■ **AIM**:
Copy each line that holds "Radiator".

■ **MATERIAL**:
## begin

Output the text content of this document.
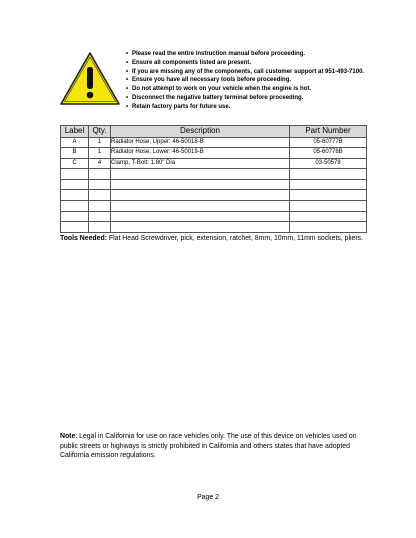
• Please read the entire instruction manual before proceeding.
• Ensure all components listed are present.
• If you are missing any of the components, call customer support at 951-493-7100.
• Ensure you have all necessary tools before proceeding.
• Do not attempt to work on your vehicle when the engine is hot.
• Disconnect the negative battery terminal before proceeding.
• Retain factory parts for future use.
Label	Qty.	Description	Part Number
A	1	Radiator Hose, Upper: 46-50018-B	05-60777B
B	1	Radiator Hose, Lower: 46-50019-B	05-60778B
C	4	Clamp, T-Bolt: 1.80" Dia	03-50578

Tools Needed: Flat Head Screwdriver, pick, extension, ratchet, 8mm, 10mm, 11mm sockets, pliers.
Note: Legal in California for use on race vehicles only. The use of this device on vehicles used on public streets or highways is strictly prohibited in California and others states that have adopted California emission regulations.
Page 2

## end
## begin

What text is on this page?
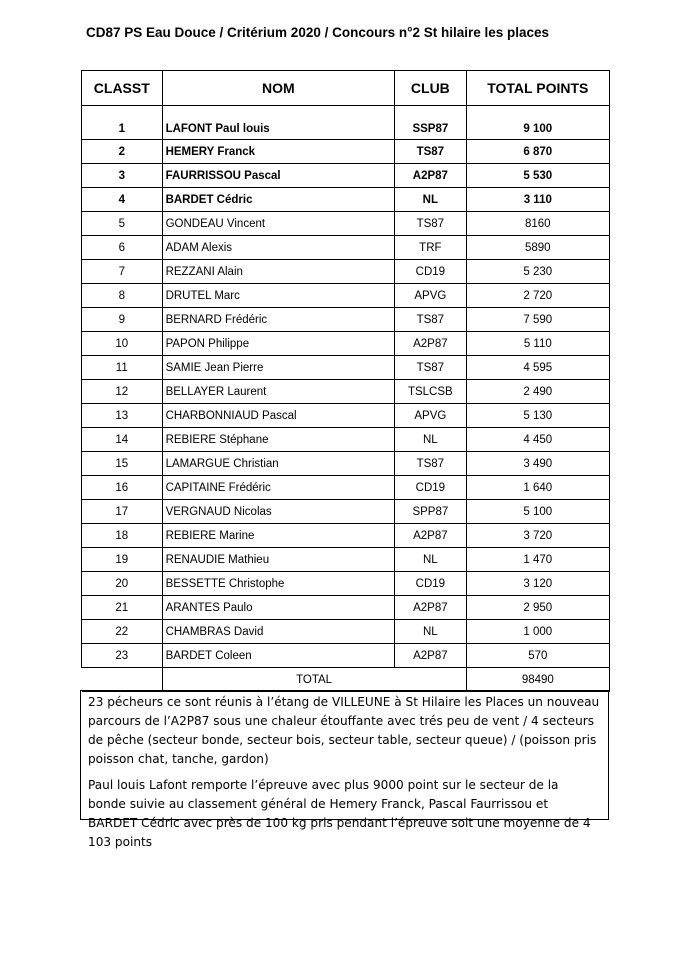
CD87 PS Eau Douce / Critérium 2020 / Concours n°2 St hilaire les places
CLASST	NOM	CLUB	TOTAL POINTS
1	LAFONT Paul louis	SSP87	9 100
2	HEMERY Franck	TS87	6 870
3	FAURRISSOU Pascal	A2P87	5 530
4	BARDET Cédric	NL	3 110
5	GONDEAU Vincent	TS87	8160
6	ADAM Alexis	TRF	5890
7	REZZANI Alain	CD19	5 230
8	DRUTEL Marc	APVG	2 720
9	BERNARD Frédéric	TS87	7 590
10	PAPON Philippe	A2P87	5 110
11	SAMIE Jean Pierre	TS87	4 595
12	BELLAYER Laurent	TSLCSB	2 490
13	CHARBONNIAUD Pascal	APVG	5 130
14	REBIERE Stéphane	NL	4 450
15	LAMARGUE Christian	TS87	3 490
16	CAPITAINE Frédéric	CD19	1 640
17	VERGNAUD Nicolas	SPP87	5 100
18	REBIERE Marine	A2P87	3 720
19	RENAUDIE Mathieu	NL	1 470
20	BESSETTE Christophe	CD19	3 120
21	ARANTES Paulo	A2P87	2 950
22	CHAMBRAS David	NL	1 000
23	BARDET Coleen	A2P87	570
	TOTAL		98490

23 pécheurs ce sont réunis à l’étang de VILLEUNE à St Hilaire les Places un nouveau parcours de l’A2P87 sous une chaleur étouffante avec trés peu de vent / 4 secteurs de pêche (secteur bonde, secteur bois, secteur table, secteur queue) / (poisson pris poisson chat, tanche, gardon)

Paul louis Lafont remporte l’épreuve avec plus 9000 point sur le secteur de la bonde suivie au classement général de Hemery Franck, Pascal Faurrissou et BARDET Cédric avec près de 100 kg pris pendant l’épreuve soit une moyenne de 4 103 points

## end
## begin

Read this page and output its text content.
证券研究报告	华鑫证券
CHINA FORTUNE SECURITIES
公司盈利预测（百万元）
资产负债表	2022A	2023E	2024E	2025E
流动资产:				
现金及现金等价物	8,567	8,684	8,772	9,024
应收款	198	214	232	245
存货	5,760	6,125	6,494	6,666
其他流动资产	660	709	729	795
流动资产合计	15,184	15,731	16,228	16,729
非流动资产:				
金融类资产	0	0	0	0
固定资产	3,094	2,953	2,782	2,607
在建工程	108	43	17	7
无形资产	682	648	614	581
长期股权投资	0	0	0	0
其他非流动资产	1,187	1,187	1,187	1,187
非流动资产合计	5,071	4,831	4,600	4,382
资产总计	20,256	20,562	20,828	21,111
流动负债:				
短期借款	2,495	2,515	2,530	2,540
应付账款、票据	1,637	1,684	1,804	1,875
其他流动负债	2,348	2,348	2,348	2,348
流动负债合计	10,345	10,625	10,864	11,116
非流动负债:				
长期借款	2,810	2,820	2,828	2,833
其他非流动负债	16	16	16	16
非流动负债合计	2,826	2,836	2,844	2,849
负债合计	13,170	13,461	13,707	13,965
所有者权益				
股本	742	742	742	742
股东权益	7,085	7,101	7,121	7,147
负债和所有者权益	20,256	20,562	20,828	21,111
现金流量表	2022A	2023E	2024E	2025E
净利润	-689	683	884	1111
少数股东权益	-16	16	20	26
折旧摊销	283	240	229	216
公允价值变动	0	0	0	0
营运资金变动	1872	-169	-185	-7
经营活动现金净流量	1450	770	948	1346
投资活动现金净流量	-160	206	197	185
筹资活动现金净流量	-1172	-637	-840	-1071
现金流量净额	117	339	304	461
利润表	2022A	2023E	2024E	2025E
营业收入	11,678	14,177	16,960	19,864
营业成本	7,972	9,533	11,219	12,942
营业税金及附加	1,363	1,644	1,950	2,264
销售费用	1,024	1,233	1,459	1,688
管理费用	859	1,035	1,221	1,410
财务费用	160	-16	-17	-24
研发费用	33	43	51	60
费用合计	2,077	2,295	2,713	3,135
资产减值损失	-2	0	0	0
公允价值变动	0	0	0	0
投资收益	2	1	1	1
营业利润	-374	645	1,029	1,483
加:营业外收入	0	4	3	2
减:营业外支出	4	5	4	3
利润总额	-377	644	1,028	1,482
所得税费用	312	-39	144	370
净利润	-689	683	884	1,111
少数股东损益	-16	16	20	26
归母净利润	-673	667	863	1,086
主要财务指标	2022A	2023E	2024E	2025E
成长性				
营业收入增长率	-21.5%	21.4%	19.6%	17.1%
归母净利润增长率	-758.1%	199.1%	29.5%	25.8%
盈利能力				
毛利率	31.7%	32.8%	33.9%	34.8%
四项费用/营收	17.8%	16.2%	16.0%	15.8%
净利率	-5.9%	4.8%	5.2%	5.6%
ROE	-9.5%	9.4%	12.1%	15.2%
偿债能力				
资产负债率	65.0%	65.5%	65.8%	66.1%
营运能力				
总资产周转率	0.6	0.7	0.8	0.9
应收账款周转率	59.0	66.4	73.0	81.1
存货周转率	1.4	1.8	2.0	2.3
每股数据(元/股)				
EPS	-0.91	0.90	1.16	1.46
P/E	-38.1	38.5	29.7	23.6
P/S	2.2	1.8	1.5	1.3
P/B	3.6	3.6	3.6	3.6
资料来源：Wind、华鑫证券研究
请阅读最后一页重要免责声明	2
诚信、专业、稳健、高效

## end

■ **FINAL RESULT**:
A	1	Radiator Hose, Upper: 46-50018-B	05-60777B
B	1	Radiator Hose, Lower: 46-50019-B	05-60778B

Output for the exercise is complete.